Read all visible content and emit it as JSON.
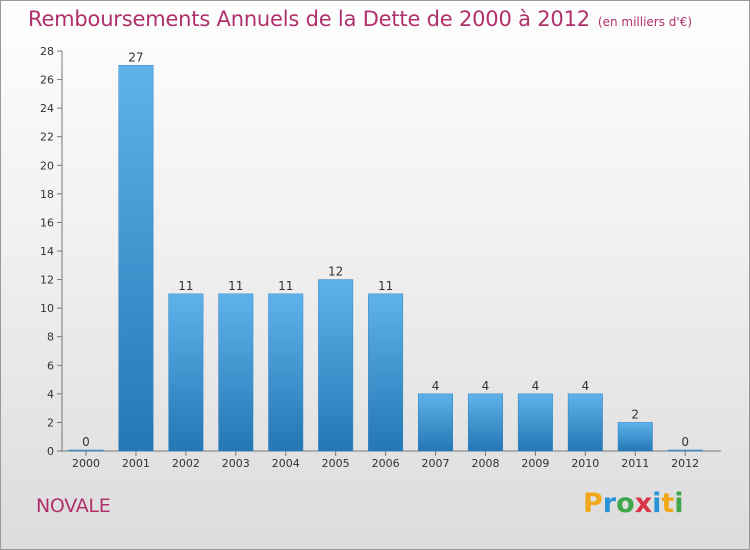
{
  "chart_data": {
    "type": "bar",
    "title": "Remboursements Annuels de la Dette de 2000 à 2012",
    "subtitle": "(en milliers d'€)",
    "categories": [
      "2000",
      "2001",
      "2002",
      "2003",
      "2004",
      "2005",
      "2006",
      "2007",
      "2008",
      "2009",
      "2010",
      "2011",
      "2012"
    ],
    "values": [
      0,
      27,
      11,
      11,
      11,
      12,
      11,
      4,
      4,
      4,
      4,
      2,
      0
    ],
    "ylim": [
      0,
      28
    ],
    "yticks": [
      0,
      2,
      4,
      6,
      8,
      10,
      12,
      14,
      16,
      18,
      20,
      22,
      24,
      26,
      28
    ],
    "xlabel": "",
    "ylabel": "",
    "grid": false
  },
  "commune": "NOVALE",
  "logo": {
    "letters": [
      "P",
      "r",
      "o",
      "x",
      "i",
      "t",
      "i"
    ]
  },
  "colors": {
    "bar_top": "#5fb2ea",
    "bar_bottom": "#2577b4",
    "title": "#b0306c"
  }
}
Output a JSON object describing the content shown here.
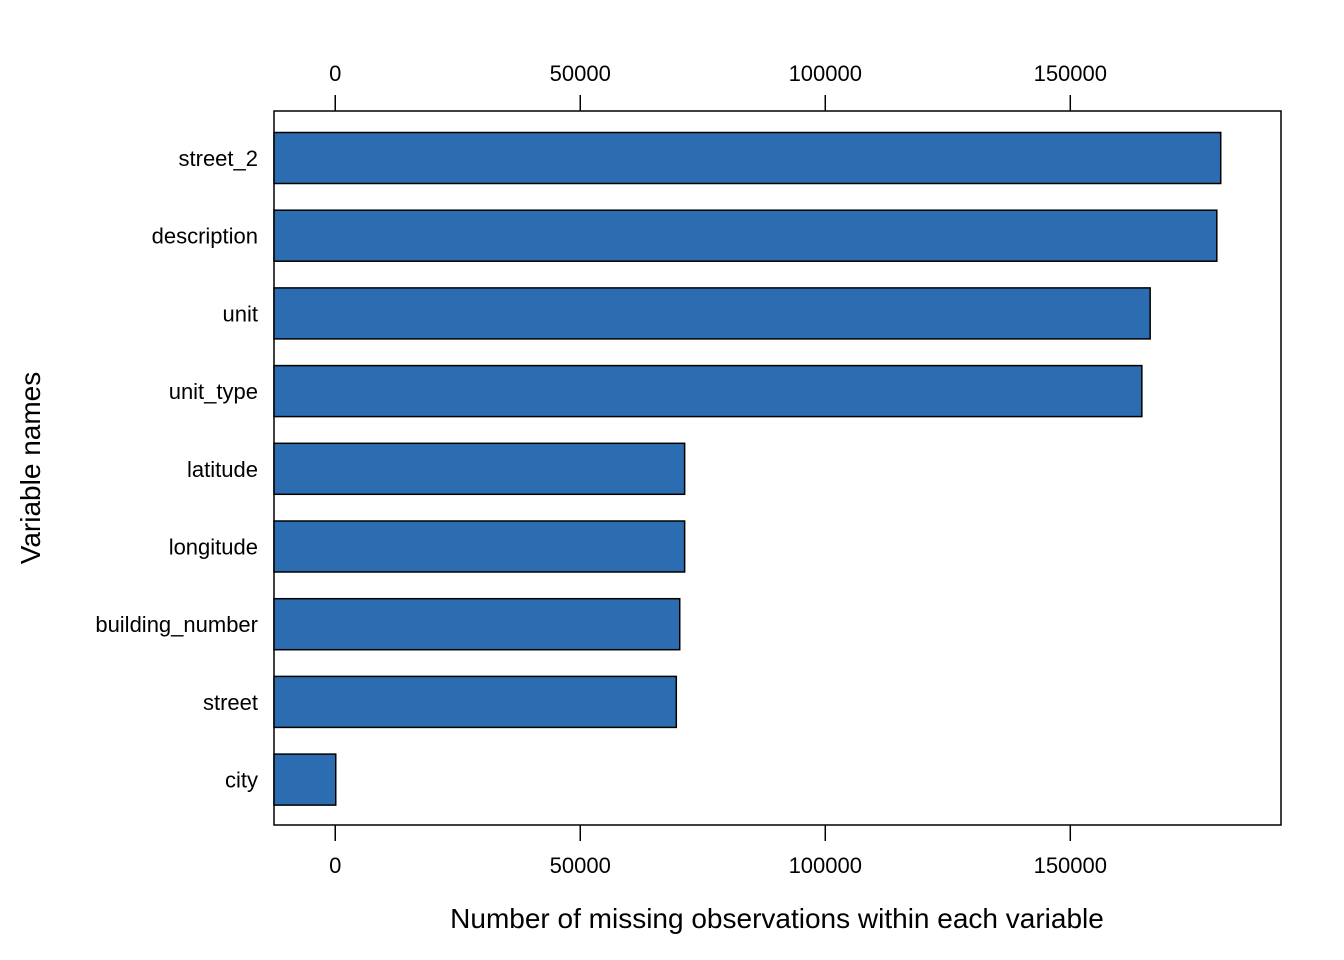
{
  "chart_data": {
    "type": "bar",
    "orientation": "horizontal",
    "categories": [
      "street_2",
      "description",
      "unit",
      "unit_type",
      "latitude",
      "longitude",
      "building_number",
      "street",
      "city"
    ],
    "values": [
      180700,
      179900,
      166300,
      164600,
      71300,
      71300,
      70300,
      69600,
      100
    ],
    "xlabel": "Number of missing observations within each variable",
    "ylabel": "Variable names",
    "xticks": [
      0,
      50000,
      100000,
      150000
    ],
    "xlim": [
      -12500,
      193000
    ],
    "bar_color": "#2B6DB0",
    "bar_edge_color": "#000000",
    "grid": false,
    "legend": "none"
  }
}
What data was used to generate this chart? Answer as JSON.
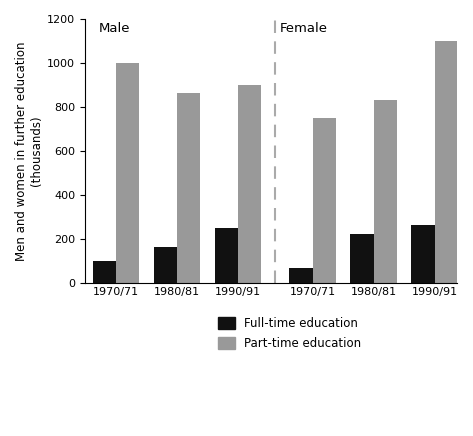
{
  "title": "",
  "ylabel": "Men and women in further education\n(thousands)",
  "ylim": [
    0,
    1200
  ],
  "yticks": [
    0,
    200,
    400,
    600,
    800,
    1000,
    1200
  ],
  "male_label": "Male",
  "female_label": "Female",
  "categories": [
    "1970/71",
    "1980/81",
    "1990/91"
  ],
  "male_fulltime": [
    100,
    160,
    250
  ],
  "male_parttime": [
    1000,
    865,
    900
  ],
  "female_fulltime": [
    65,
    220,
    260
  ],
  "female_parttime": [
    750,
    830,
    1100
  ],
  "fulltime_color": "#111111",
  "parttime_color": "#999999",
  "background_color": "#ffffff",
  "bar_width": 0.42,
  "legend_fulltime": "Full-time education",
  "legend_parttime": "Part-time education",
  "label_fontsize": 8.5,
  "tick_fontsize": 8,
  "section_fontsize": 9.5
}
========================================================================
*TASK DETAILS:* Please leave out the pictures while you copy exactly the lines from the one containing "What data was" through the end of the records.

*RESPONSE:*
What data was used to generate this chart? Answer as JSON.
{
  "title": "",
  "ylabel": "Men and women in further education\n(thousands)",
  "ylim": [
    0,
    1200
  ],
  "yticks": [
    0,
    200,
    400,
    600,
    800,
    1000,
    1200
  ],
  "male_label": "Male",
  "female_label": "Female",
  "categories": [
    "1970/71",
    "1980/81",
    "1990/91"
  ],
  "male_fulltime": [
    100,
    160,
    250
  ],
  "male_parttime": [
    1000,
    865,
    900
  ],
  "female_fulltime": [
    65,
    220,
    260
  ],
  "female_parttime": [
    750,
    830,
    1100
  ],
  "fulltime_color": "#111111",
  "parttime_color": "#999999",
  "background_color": "#ffffff",
  "bar_width": 0.42,
  "legend_fulltime": "Full-time education",
  "legend_parttime": "Part-time education",
  "label_fontsize": 8.5,
  "tick_fontsize": 8,
  "section_fontsize": 9.5
}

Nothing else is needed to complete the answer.